* Direction: Quote, without change, all of the lines that follow.

--- begin Entries shown ---

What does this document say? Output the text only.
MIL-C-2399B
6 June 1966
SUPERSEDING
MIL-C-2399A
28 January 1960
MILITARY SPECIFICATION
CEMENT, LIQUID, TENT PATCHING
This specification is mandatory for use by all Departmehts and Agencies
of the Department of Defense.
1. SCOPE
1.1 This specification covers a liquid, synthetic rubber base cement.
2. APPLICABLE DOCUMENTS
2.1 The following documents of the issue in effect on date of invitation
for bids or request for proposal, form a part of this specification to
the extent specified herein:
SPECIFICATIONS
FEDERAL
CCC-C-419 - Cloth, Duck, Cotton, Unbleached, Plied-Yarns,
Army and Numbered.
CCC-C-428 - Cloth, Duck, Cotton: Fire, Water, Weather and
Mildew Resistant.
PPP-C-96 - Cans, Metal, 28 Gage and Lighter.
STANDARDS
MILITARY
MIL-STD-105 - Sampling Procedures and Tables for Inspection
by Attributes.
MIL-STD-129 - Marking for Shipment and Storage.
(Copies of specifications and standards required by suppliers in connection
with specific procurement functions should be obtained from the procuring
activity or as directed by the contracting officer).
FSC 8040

--- end Entries shown ---

* Solution to this task:
What does this document say? Output the text only.
MIL-C-2399B
6 June 1966
SUPERSEDING
MIL-C-2399A
28 January 1960
MILITARY SPECIFICATION
CEMENT, LIQUID, TENT PATCHING
This specification is mandatory for use by all Departmehts and Agencies
of the Department of Defense.
1. SCOPE
1.1 This specification covers a liquid, synthetic rubber base cement.
2. APPLICABLE DOCUMENTS
2.1 The following documents of the issue in effect on date of invitation
for bids or request for proposal, form a part of this specification to
the extent specified herein:
SPECIFICATIONS
FEDERAL
CCC-C-419 - Cloth, Duck, Cotton, Unbleached, Plied-Yarns,
Army and Numbered.
CCC-C-428 - Cloth, Duck, Cotton: Fire, Water, Weather and
Mildew Resistant.
PPP-C-96 - Cans, Metal, 28 Gage and Lighter.
STANDARDS
MILITARY
MIL-STD-105 - Sampling Procedures and Tables for Inspection
by Attributes.
MIL-STD-129 - Marking for Shipment and Storage.
(Copies of specifications and standards required by suppliers in connection
with specific procurement functions should be obtained from the procuring
activity or as directed by the contracting officer).
FSC 8040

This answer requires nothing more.